_Given records_.
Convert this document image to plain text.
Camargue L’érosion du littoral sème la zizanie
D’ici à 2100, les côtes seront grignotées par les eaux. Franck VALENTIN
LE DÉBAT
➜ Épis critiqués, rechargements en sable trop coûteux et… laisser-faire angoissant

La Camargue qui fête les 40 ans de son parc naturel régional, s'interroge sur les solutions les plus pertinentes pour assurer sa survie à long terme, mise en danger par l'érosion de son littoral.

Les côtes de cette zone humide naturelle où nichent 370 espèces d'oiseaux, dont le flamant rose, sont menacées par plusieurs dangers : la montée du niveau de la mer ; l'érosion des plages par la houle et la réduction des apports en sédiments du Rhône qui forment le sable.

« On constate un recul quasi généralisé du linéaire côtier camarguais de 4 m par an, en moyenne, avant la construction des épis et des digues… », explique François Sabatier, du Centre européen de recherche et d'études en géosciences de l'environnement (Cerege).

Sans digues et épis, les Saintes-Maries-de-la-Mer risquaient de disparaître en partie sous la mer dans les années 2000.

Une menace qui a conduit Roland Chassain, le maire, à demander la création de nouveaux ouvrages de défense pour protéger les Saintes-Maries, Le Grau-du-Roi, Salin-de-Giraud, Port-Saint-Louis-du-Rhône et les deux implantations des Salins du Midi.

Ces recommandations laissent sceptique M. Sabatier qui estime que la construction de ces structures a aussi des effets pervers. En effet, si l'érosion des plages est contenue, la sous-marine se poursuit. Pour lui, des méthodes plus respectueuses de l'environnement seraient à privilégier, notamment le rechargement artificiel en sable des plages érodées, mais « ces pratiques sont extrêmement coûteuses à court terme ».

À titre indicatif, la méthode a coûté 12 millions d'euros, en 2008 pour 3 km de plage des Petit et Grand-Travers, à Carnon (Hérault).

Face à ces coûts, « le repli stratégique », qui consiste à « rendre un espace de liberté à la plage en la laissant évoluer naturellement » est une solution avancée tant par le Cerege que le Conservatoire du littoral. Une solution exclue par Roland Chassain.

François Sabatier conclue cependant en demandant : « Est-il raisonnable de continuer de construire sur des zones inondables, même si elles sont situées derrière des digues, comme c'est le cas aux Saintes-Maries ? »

_Short problem_.
From the listing, copy every line where the string "Maries" appears.

_Full response_.
Sans digues et épis, les Saintes-Maries-de-la-Mer risquaient de disparaître en partie sous la mer dans les années 2000.
Une menace qui a conduit Roland Chassain, le maire, à demander la création de nouveaux ouvrages de défense pour protéger les Saintes-Maries, Le Grau-du-Roi, Salin-de-Giraud, Port-Saint-Louis-du-Rhône et les deux implantations des Salins du Midi.
François Sabatier conclue cependant en demandant : « Est-il raisonnable de continuer de construire sur des zones inondables, même si elles sont situées derrière des digues, comme c'est le cas aux Saintes-Maries ? »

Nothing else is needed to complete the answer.